→ **CHALLENGE**
Within the records below, find each line that holds the string "quantity", then copy it.
── INFORMATION SUPPLIED
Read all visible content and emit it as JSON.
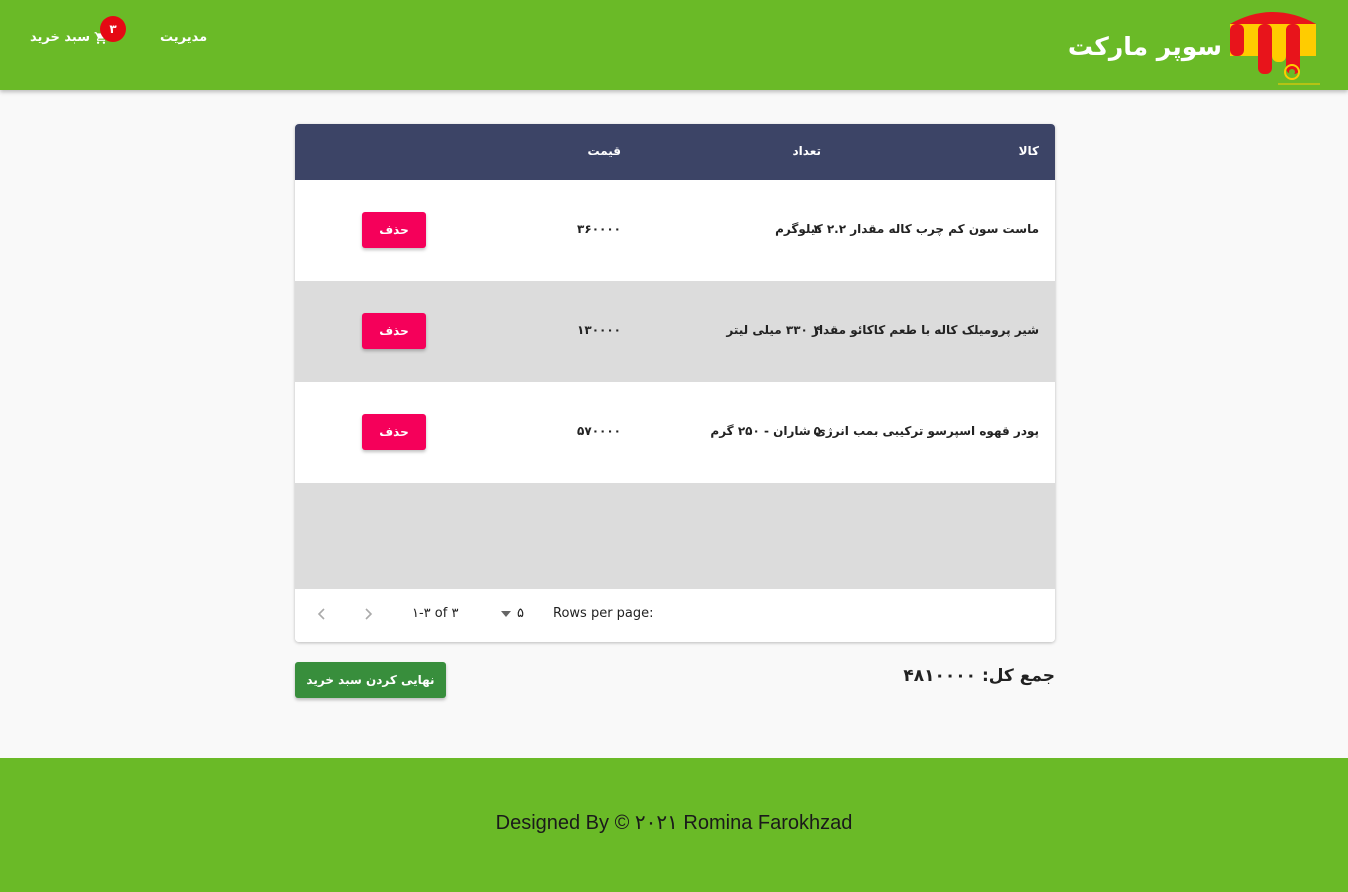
{
  "header": {
    "brand_title": "سوپر مارکت",
    "nav": {
      "cart_label": "سبد خرید",
      "cart_count": "۳",
      "admin_label": "مدیریت"
    }
  },
  "table": {
    "columns": {
      "product": "کالا",
      "price": "قیمت",
      "quantity": "تعداد"
    },
    "rows": [
      {
        "name": "ماست سون کم چرب کاله مقدار ۲.۲ کیلوگرم",
        "price": "۳۶۰۰۰۰",
        "quantity": "۴",
        "delete_label": "حذف"
      },
      {
        "name": "شیر پروميلک کاله با طعم کاکائو مقدار ۳۳۰ میلی لیتر",
        "price": "۱۳۰۰۰۰",
        "quantity": "۴",
        "delete_label": "حذف"
      },
      {
        "name": "پودر قهوه اسپرسو ترکیبی بمب انرژی شاران - ۲۵۰ گرم",
        "price": "۵۷۰۰۰۰",
        "quantity": "۵",
        "delete_label": "حذف"
      }
    ],
    "pagination": {
      "rows_per_page_label": "Rows per page:",
      "rows_per_page_value": "۵",
      "range_text": "۱-۳ of ۳"
    }
  },
  "summary": {
    "total_label": "جمع کل:",
    "total_value": "۴۸۱۰۰۰۰",
    "checkout_label": "نهایی کردن سبد خرید"
  },
  "footer": {
    "text": "Designed By © ۲۰۲۱ Romina Farokhzad"
  },
  "colors": {
    "header_bg": "#6aba27",
    "table_header_bg": "#3c4466",
    "delete_button": "#f5005a",
    "checkout_button": "#388e3c",
    "badge": "#e50914"
  }
}
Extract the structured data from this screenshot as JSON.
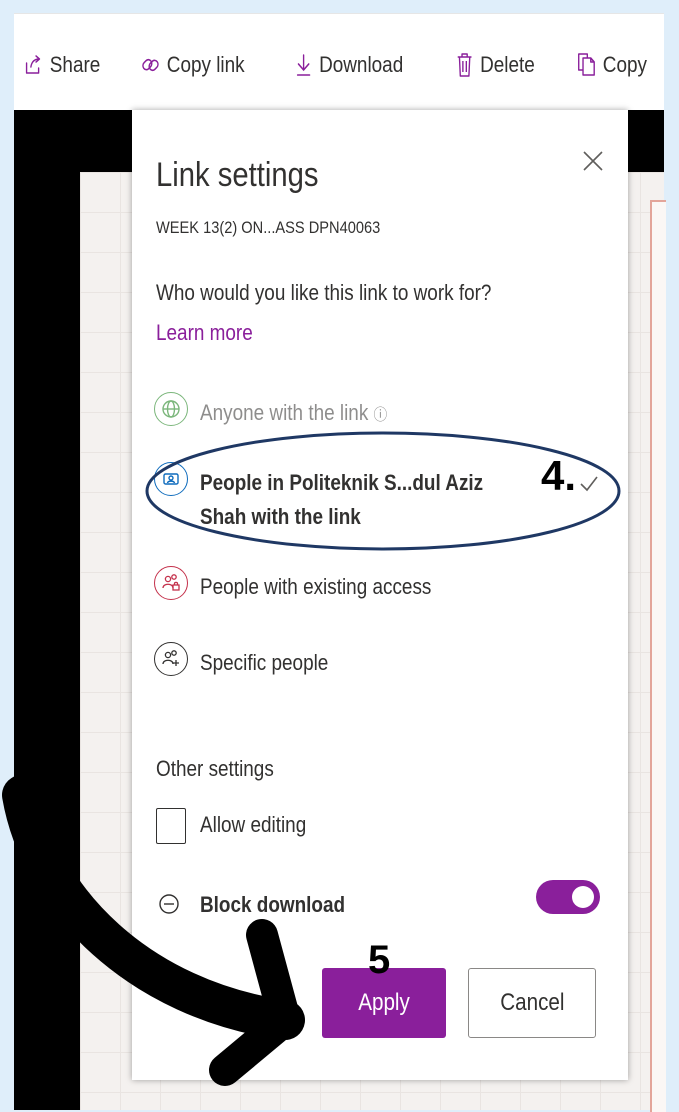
{
  "toolbar": {
    "share": "Share",
    "copy_link": "Copy link",
    "download": "Download",
    "delete": "Delete",
    "copy": "Copy"
  },
  "panel": {
    "title": "Link settings",
    "filename": "WEEK 13(2) ON...ASS DPN40063",
    "question": "Who would you like this link to work for?",
    "learn_more": "Learn more",
    "options": [
      {
        "label": "Anyone with the link",
        "icon": "globe-icon",
        "color": "#107c10",
        "disabled": true
      },
      {
        "label_line1": "People in Politeknik S...dul Aziz",
        "label_line2": "Shah with the link",
        "icon": "organization-icon",
        "color": "#0f6cbd",
        "selected": true
      },
      {
        "label": "People with existing access",
        "icon": "people-lock-icon",
        "color": "#c4314b"
      },
      {
        "label": "Specific people",
        "icon": "people-add-icon",
        "color": "#323130"
      }
    ],
    "other_settings": "Other settings",
    "allow_editing": "Allow editing",
    "block_download": "Block download",
    "block_download_on": true,
    "apply": "Apply",
    "cancel": "Cancel"
  },
  "annotations": {
    "step4": "4.",
    "step5": "5"
  },
  "colors": {
    "accent": "#8a1f9b",
    "annotation_ellipse": "#1f3864"
  }
}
────
→ **EXERCISE RESULT**
      "quantity": "تعداد"
        "quantity": "۴",
        "quantity": "۴",
        "quantity": "۵",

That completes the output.